#### Figure content listings:
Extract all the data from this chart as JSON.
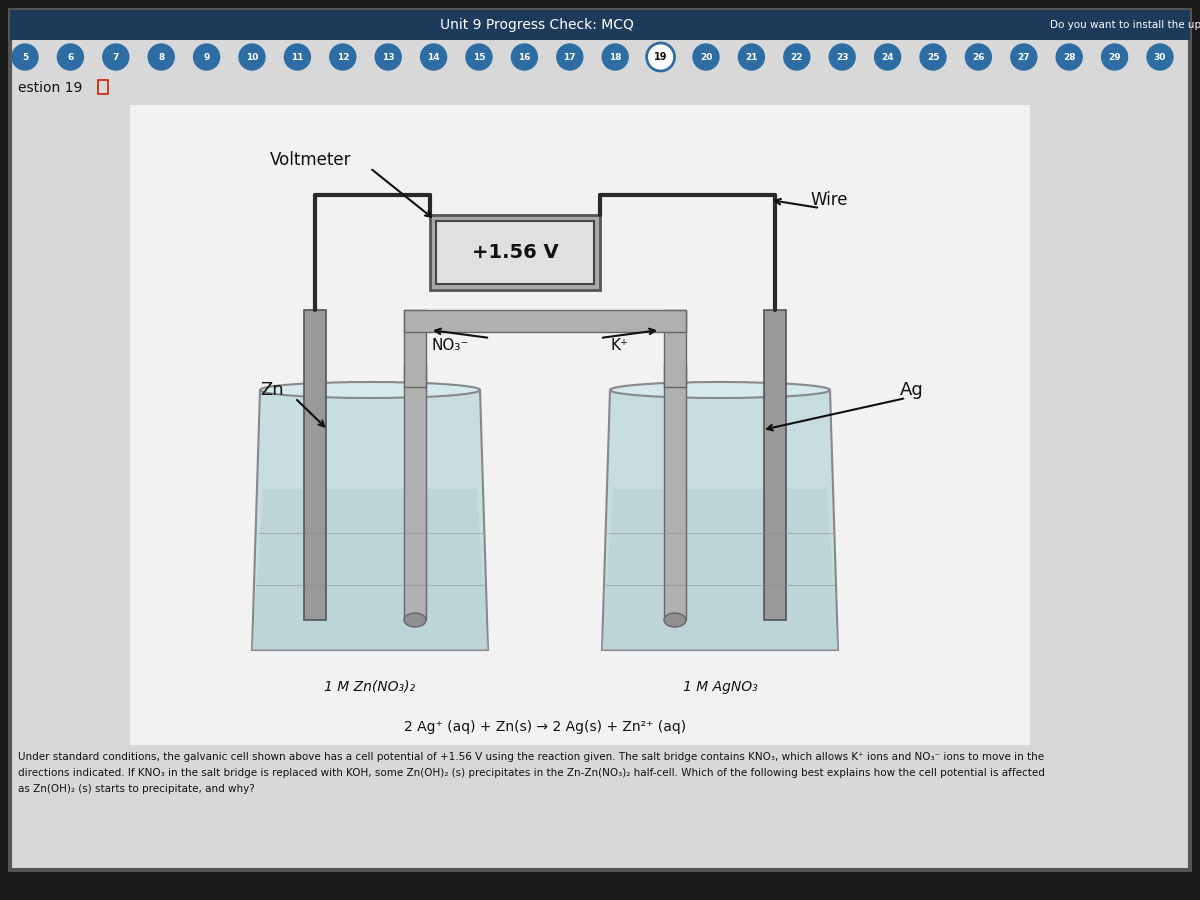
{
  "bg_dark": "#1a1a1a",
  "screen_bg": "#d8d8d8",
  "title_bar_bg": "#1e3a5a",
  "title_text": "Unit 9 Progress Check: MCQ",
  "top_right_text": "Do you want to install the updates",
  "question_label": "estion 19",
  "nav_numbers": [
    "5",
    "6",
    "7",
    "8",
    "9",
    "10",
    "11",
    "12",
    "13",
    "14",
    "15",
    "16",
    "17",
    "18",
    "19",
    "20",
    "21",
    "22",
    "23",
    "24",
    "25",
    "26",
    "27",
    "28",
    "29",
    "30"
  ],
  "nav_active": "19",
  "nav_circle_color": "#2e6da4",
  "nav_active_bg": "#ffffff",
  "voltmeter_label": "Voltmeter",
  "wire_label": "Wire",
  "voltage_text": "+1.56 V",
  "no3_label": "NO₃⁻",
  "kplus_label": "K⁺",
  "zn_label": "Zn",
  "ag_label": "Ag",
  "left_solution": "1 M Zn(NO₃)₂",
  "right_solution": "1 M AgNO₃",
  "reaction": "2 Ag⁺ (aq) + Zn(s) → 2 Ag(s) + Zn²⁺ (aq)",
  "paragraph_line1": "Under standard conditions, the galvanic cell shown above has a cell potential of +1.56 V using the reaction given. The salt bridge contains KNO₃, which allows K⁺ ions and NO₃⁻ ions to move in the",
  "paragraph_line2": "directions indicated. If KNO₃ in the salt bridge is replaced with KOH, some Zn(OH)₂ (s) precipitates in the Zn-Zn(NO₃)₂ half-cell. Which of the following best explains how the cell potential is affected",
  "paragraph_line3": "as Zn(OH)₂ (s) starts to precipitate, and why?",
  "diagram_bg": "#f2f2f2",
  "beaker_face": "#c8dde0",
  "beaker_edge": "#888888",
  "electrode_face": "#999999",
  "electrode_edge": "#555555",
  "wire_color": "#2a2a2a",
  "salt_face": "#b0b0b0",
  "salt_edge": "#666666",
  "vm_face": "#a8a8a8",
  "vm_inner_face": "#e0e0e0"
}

#### GIVEN INSTRUCTION:
Pull out all lines from the listing that contain the string "potential".

#### RESULT BELOW:
  "paragraph_line1": "Under standard conditions, the galvanic cell shown above has a cell potential of +1.56 V using the reaction given. The salt bridge contains KNO₃, which allows K⁺ ions and NO₃⁻ ions to move in the",
  "paragraph_line2": "directions indicated. If KNO₃ in the salt bridge is replaced with KOH, some Zn(OH)₂ (s) precipitates in the Zn-Zn(NO₃)₂ half-cell. Which of the following best explains how the cell potential is affected",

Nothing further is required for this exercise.